[과제 설명]: 아래 데이터에서 "289, 29, 300]" 문자열이 들어 있는 줄부터 "410, 450, 421]" 문자열이 들어 있는 줄까지, 양 끝 줄을 포함해 한 글자도 바꾸지 말고 그대로 출력하세요.

[시각적 레이아웃 주석 데이터]:
######
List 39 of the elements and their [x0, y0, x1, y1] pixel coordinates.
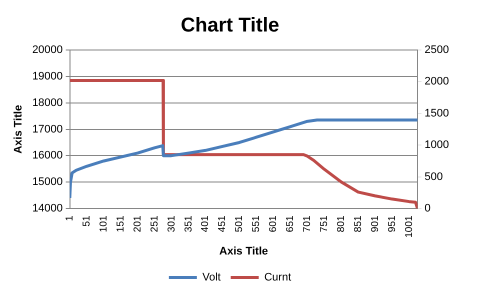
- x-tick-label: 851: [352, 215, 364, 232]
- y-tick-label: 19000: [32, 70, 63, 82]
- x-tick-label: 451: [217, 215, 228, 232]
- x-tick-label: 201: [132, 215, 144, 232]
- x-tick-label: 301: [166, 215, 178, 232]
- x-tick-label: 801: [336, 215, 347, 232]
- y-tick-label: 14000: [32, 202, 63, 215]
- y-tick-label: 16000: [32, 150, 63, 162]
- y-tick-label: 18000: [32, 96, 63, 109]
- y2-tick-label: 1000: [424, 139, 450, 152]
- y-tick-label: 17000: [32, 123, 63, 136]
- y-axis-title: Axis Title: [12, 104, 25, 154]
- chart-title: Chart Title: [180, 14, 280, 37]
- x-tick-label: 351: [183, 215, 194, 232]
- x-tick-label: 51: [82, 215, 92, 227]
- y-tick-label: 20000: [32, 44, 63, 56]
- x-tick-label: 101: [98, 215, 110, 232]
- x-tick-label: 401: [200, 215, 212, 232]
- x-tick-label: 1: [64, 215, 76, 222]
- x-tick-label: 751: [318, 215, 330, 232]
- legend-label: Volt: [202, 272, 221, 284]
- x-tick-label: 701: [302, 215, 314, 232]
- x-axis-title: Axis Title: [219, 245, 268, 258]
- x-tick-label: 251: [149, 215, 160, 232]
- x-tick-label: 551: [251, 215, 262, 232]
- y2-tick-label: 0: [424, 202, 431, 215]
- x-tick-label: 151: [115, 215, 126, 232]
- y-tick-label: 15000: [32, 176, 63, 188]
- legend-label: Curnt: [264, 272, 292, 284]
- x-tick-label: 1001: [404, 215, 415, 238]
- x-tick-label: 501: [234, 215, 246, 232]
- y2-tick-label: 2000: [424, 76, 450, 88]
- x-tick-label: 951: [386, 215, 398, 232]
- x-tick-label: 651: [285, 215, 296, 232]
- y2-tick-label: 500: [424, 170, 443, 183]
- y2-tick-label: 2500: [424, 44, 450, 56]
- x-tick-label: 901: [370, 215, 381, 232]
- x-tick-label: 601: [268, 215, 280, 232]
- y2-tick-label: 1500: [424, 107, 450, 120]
######
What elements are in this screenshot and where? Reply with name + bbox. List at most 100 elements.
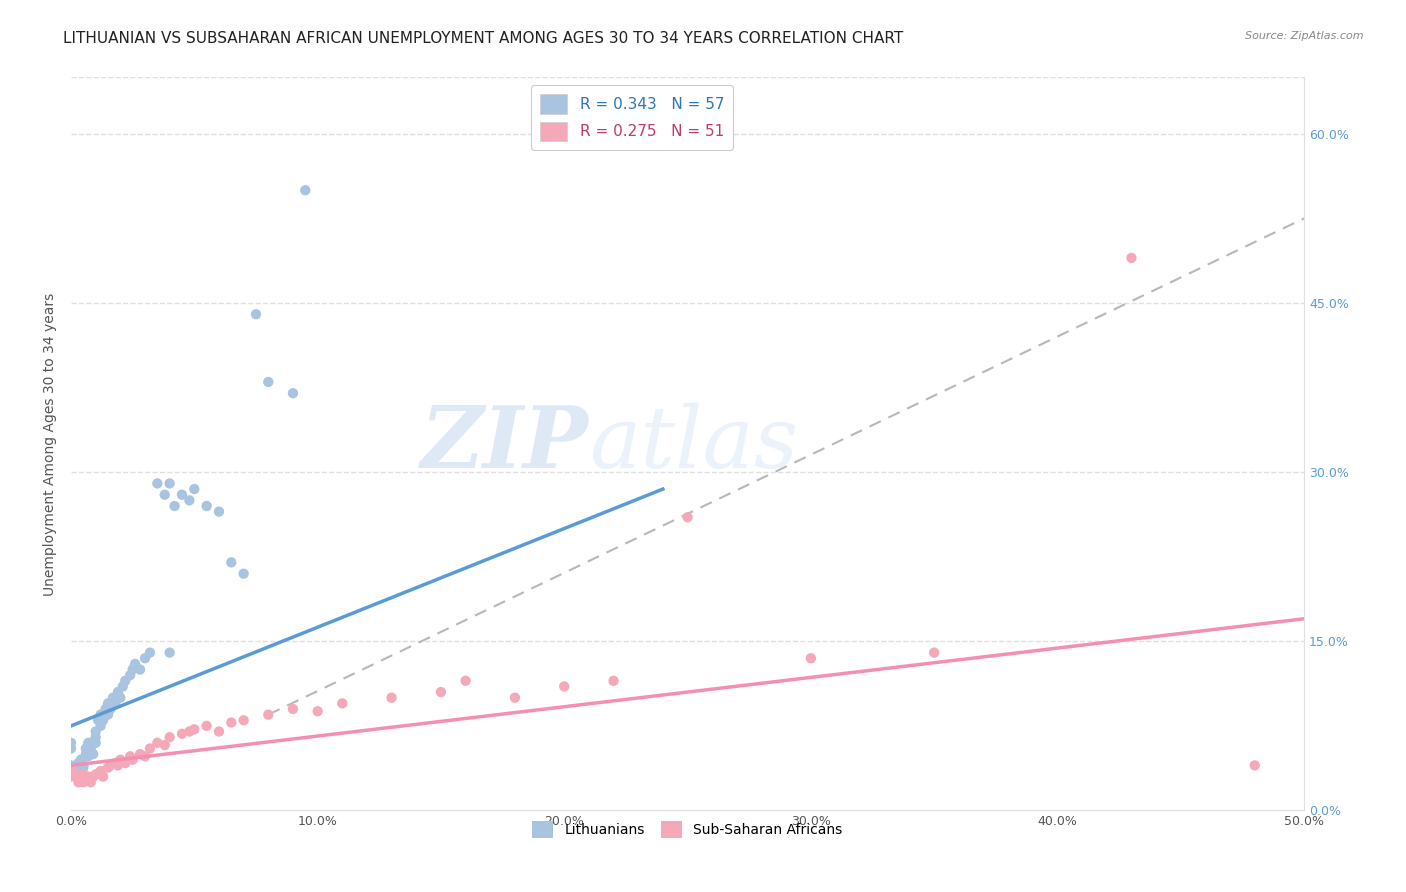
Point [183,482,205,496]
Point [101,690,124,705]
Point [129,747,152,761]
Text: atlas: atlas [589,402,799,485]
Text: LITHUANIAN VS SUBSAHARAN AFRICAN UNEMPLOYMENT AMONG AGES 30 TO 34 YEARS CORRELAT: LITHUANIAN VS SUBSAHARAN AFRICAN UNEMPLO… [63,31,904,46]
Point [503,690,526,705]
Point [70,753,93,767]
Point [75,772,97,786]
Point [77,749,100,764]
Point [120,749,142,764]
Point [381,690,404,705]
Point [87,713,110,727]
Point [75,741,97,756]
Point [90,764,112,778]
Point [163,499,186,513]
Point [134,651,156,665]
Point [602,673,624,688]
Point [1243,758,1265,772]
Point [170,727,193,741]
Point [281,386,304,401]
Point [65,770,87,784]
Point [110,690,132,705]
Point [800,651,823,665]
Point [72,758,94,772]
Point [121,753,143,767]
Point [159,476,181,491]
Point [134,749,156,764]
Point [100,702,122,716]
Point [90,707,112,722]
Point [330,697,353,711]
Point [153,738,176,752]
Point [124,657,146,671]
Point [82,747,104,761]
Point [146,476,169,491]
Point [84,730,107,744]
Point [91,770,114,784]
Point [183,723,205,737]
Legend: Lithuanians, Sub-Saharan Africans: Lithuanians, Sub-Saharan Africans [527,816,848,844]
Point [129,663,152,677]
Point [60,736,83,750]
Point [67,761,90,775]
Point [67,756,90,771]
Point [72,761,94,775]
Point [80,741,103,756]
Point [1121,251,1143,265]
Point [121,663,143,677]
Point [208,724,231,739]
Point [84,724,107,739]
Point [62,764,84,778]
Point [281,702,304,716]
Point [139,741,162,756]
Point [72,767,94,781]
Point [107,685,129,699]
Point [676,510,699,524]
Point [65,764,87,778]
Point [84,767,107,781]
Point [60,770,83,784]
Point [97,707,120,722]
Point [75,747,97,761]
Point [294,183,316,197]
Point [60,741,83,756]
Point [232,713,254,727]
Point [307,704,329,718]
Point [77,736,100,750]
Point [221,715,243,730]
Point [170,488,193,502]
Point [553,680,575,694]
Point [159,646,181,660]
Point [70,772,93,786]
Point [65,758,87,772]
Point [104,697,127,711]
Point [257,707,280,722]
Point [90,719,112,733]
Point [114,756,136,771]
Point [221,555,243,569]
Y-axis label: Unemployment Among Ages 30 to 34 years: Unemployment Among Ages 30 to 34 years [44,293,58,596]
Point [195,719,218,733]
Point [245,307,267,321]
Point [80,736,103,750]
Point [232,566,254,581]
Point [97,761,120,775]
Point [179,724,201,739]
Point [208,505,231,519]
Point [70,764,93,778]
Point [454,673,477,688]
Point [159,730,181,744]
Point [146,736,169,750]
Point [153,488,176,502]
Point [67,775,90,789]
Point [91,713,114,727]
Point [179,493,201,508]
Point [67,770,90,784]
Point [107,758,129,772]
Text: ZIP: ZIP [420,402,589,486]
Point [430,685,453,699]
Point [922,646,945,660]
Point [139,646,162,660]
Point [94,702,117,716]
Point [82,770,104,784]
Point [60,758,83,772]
######
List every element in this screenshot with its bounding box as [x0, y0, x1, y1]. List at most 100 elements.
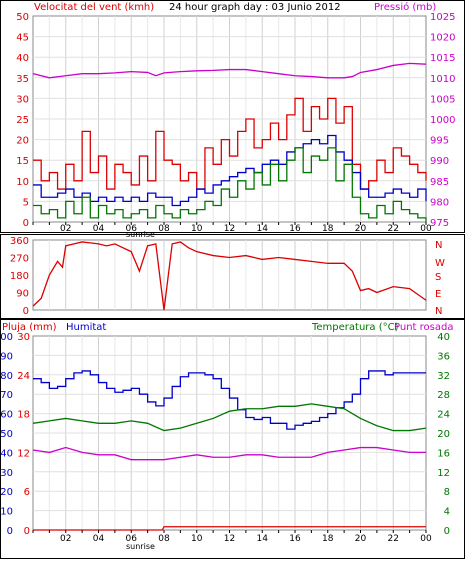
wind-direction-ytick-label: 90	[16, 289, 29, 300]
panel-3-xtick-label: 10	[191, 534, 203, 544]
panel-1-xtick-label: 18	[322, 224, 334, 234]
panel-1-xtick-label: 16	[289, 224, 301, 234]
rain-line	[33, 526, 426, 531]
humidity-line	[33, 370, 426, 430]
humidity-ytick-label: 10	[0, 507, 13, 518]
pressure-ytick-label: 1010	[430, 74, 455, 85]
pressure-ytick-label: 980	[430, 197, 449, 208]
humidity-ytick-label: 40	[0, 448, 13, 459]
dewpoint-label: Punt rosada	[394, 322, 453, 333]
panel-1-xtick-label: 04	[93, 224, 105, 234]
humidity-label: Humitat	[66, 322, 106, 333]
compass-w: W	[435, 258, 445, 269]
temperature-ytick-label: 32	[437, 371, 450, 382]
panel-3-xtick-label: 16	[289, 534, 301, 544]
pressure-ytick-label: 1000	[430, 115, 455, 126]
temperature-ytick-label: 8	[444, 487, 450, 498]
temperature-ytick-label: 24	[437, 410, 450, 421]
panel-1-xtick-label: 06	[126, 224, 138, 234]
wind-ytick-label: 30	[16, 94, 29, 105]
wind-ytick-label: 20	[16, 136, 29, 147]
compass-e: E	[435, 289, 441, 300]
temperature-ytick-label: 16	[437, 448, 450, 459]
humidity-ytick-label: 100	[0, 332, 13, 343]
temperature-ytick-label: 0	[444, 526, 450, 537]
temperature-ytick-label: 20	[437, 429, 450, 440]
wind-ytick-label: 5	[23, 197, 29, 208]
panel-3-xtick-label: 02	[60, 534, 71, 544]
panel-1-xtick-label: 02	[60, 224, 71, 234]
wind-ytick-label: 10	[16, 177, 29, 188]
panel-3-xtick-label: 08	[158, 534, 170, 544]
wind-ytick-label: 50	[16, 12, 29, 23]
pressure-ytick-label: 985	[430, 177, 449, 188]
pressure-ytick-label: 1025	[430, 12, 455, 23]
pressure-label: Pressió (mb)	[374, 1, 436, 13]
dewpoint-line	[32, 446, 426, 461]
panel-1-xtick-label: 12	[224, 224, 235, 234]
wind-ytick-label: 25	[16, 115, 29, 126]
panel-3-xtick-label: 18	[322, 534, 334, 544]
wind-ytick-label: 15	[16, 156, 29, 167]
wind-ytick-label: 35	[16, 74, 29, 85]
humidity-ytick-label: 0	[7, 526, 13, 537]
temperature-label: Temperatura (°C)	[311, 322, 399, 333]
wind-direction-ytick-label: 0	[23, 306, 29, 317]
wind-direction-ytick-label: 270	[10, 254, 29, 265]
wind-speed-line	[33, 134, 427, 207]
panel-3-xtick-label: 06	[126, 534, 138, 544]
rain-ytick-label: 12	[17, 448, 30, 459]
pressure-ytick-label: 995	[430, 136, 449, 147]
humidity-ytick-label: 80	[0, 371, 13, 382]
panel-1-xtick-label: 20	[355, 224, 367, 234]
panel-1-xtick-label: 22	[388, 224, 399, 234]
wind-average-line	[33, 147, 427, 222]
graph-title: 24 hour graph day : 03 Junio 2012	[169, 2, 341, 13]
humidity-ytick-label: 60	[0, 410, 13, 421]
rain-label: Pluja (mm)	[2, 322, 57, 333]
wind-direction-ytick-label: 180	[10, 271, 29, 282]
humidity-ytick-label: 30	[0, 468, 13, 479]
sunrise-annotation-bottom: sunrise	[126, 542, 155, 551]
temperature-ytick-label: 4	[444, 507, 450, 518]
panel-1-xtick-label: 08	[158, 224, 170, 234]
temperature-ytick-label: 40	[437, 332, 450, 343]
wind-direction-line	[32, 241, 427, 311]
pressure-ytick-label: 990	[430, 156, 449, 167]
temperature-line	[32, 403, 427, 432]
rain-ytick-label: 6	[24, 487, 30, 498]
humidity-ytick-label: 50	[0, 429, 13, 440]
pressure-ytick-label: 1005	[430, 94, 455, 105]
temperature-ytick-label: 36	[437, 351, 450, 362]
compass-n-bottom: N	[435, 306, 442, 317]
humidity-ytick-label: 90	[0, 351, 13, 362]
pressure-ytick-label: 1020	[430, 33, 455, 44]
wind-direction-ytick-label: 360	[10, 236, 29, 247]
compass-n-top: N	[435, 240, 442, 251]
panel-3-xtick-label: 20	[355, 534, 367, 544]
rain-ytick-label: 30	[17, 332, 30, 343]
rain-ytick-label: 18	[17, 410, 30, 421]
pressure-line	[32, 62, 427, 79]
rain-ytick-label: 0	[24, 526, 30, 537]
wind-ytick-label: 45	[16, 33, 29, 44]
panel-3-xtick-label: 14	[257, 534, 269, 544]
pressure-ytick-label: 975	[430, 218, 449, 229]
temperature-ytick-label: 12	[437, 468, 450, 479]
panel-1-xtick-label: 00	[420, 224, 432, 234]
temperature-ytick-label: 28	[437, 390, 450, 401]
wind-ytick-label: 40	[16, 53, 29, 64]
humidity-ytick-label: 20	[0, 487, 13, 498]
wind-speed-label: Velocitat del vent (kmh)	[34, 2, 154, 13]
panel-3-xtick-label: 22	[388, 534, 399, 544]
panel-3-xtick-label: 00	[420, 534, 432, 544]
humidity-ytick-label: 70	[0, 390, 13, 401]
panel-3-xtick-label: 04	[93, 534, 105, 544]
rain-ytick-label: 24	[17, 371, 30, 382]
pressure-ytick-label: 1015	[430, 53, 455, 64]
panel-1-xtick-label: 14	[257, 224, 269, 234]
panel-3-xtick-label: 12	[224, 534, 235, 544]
######
[과제 결과]:
wind-direction-ytick-label: 90	[16, 289, 29, 300]
panel-3-xtick-label: 10	[191, 534, 203, 544]
panel-1-xtick-label: 18	[322, 224, 334, 234]
panel-1-xtick-label: 16	[289, 224, 301, 234]
rain-line	[33, 526, 426, 531]
humidity-line	[33, 370, 426, 430]
humidity-ytick-label: 10	[0, 507, 13, 518]
pressure-ytick-label: 1010	[430, 74, 455, 85]
pressure-ytick-label: 980	[430, 197, 449, 208]
humidity-ytick-label: 40	[0, 448, 13, 459]
dewpoint-label: Punt rosada	[394, 322, 453, 333]
panel-1-xtick-label: 04	[93, 224, 105, 234]
humidity-label: Humitat	[66, 322, 106, 333]
compass-w: W	[435, 258, 445, 269]
temperature-ytick-label: 32	[437, 371, 450, 382]
panel-3-xtick-label: 16	[289, 534, 301, 544]
pressure-ytick-label: 1000	[430, 115, 455, 126]
temperature-ytick-label: 8	[444, 487, 450, 498]
temperature-ytick-label: 24	[437, 410, 450, 421]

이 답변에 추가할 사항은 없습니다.